### To be done
Restate the listing below word for word, omitting any images.
_ _ _ _ _
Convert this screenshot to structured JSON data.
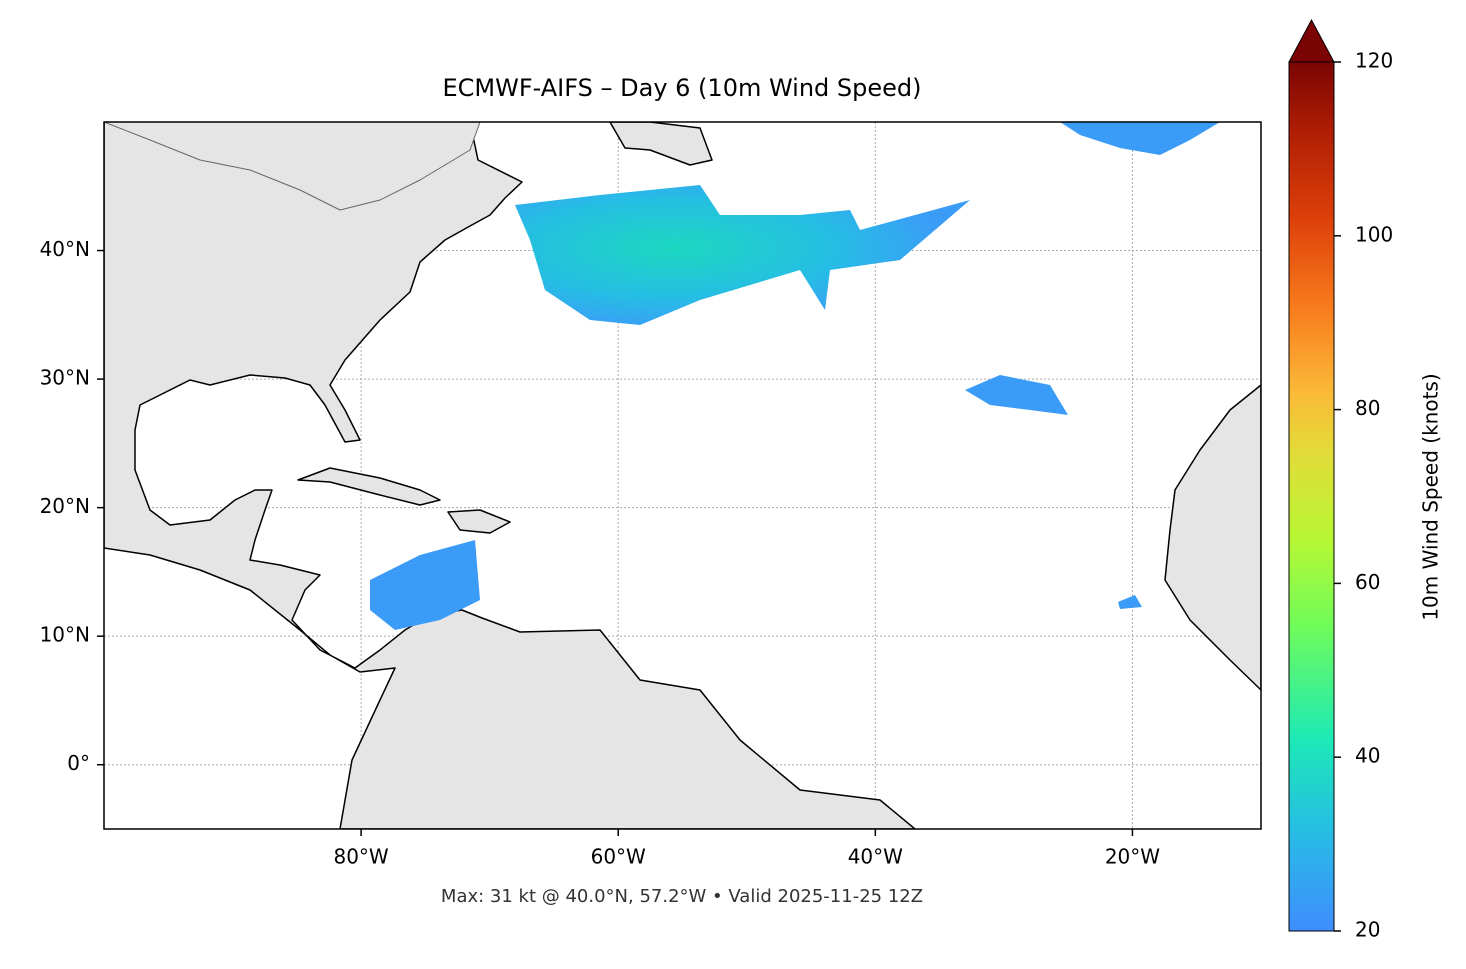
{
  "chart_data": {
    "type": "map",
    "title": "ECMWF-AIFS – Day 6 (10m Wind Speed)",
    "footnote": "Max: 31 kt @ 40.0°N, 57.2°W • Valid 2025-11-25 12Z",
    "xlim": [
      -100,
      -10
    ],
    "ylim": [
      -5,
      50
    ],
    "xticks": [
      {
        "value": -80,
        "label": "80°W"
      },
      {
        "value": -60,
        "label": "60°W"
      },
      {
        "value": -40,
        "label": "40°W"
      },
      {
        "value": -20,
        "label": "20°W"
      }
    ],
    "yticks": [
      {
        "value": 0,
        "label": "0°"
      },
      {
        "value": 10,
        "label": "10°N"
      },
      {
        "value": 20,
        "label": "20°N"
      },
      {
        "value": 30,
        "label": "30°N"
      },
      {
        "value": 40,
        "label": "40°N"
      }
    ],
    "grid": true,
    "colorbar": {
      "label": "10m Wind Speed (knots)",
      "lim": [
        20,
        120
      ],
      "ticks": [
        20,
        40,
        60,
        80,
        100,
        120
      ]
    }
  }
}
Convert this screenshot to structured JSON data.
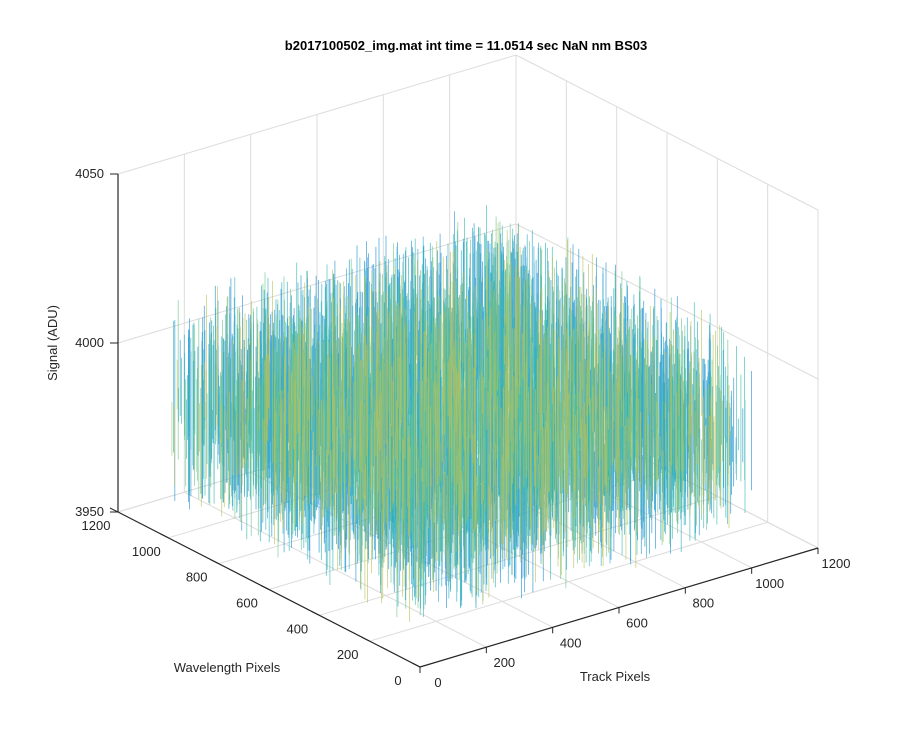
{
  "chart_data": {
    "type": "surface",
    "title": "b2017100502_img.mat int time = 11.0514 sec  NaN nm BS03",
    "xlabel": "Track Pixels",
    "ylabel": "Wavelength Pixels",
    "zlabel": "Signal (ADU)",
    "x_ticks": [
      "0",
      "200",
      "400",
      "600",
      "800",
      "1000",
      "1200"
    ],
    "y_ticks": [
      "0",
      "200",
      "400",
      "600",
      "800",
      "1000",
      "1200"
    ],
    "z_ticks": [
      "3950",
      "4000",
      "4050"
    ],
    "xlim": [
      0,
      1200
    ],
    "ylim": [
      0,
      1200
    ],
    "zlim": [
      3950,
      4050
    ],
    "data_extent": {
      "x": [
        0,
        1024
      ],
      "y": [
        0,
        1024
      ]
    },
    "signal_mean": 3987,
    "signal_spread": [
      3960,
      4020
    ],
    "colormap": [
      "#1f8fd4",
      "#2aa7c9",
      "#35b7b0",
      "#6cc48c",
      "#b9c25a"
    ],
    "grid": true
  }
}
_ _ _ _ _
### Exercise solution
Convert this screenshot to structured JSON data.
{
  "chart_data": {
    "type": "map",
    "title": "ECMWF-AIFS – Day 6 (10m Wind Speed)",
    "footnote": "Max: 31 kt @ 40.0°N, 57.2°W • Valid 2025-11-25 12Z",
    "xlim": [
      -100,
      -10
    ],
    "ylim": [
      -5,
      50
    ],
    "xticks": [
      {
        "value": -80,
        "label": "80°W"
      },
      {
        "value": -60,
        "label": "60°W"
      },
      {
        "value": -40,
        "label": "40°W"
      },
      {
        "value": -20,
        "label": "20°W"
      }
    ],
    "yticks": [
      {
        "value": 0,
        "label": "0°"
      },
      {
        "value": 10,
        "label": "10°N"
      },
      {
        "value": 20,
        "label": "20°N"
      },
      {
        "value": 30,
        "label": "30°N"
      },
      {
        "value": 40,
        "label": "40°N"
      }
    ],
    "grid": true,
    "colorbar": {
      "label": "10m Wind Speed (knots)",
      "lim": [
        20,
        120
      ],
      "ticks": [
        20,
        40,
        60,
        80,
        100,
        120
      ]
    }
  }
}
Convert this screenshot to structured JSON data.
{
  "chart_data": {
    "type": "surface",
    "title": "b2017100502_img.mat int time = 11.0514 sec  NaN nm BS03",
    "xlabel": "Track Pixels",
    "ylabel": "Wavelength Pixels",
    "zlabel": "Signal (ADU)",
    "x_ticks": [
      "0",
      "200",
      "400",
      "600",
      "800",
      "1000",
      "1200"
    ],
    "y_ticks": [
      "0",
      "200",
      "400",
      "600",
      "800",
      "1000",
      "1200"
    ],
    "z_ticks": [
      "3950",
      "4000",
      "4050"
    ],
    "xlim": [
      0,
      1200
    ],
    "ylim": [
      0,
      1200
    ],
    "zlim": [
      3950,
      4050
    ],
    "data_extent": {
      "x": [
        0,
        1024
      ],
      "y": [
        0,
        1024
      ]
    },
    "signal_mean": 3987,
    "signal_spread": [
      3960,
      4020
    ],
    "colormap": [
      "#1f8fd4",
      "#2aa7c9",
      "#35b7b0",
      "#6cc48c",
      "#b9c25a"
    ],
    "grid": true
  }
}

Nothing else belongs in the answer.